===== Input
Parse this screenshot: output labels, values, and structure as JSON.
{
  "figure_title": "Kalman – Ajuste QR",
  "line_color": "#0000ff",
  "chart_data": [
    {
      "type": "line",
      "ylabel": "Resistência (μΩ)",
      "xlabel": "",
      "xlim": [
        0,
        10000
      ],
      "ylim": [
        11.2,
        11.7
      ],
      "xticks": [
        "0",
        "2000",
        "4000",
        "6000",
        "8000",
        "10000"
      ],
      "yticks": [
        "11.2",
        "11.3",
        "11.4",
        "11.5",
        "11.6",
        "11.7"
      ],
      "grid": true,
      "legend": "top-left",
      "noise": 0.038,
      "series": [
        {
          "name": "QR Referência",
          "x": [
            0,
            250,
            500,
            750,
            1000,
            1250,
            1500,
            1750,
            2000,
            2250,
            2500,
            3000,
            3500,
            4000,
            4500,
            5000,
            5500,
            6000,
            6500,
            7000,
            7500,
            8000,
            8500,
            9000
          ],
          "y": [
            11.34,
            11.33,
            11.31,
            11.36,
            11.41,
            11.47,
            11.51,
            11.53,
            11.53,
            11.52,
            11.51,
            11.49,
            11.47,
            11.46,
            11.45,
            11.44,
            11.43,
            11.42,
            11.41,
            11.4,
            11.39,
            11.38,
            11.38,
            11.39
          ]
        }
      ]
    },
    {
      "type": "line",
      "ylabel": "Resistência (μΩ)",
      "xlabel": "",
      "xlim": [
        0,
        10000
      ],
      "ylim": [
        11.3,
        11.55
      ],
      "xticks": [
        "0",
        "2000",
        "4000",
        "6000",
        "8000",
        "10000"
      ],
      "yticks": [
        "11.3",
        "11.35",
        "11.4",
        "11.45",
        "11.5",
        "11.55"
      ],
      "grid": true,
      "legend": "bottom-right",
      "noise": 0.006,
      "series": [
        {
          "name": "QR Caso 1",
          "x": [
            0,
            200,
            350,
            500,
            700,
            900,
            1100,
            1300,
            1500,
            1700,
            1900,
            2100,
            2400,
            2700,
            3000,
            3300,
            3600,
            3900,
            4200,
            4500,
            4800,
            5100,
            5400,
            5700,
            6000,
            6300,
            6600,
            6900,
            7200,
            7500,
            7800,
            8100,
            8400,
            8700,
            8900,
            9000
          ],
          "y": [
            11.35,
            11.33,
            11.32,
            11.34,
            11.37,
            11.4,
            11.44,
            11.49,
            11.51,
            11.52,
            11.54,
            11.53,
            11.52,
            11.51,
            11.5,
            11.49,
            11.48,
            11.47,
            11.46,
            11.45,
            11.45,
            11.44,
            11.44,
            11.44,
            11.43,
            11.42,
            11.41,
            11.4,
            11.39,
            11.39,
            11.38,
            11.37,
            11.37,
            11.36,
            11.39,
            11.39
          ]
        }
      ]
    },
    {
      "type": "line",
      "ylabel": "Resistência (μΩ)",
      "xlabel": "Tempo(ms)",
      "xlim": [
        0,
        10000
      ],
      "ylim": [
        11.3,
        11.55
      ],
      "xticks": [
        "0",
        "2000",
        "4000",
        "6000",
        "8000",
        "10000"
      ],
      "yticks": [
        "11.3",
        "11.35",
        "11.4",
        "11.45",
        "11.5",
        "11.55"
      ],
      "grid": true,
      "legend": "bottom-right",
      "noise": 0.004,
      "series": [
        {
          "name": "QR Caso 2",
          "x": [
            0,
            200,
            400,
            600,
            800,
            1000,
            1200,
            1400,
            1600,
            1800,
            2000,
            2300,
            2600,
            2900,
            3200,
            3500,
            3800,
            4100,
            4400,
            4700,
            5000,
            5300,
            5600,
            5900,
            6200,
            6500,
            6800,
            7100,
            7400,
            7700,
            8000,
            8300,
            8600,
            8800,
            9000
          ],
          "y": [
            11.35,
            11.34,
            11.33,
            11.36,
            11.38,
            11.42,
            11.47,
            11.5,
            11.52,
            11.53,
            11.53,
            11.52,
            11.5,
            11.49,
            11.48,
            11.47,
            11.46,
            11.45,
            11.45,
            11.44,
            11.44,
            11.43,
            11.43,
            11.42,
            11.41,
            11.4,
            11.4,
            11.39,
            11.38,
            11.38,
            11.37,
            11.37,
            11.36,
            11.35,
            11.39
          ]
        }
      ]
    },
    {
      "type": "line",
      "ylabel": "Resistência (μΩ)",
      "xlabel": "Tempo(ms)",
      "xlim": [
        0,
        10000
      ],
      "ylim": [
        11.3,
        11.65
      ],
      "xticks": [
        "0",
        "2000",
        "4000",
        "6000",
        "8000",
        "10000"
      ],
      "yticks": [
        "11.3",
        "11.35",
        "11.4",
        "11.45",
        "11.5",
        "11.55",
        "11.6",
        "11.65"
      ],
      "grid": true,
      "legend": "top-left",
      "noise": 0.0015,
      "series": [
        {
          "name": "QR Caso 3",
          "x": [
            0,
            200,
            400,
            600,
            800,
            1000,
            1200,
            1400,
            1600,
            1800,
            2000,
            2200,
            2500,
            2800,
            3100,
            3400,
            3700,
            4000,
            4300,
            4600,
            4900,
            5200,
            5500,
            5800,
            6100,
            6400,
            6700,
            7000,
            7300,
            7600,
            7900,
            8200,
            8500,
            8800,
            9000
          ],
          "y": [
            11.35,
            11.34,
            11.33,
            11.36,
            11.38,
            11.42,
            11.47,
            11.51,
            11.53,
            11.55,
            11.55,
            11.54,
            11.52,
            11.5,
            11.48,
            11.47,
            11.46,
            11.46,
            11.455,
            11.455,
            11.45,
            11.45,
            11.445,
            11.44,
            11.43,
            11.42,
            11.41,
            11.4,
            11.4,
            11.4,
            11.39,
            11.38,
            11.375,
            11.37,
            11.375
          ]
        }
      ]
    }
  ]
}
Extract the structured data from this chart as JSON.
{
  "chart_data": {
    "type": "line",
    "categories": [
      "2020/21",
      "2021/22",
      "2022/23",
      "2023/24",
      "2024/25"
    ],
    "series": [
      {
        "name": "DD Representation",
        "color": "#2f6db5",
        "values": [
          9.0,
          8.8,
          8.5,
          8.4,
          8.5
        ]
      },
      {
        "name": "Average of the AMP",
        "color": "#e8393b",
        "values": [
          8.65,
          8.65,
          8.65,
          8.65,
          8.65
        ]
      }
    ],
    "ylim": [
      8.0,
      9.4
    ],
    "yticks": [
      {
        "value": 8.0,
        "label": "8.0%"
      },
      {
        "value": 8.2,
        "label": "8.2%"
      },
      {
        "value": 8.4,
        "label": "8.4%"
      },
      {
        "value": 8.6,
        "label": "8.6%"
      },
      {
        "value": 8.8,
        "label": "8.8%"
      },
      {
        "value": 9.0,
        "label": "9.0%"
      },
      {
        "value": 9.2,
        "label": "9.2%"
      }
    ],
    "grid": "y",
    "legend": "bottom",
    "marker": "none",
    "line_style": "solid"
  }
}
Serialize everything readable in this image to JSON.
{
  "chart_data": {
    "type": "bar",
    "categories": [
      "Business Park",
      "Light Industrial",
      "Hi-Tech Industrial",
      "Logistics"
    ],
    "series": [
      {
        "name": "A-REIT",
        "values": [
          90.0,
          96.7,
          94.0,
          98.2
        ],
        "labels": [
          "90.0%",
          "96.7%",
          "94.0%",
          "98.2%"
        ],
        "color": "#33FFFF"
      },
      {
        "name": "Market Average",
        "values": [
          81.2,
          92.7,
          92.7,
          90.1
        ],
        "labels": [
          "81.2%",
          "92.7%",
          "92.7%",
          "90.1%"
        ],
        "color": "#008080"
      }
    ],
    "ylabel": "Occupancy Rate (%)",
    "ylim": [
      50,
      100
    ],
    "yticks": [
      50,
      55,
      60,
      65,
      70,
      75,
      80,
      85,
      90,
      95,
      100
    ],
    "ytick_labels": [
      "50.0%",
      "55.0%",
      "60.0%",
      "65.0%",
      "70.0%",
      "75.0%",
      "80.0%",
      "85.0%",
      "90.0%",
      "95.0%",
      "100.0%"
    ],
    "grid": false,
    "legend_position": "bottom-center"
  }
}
==========
● **What is needed**
Check each line of the records above for "JSON", and copy those that have it.

● **The answer**
Parse this screenshot: output labels, values, and structure as JSON.
Extract the structured data from this chart as JSON.
Serialize everything readable in this image to JSON.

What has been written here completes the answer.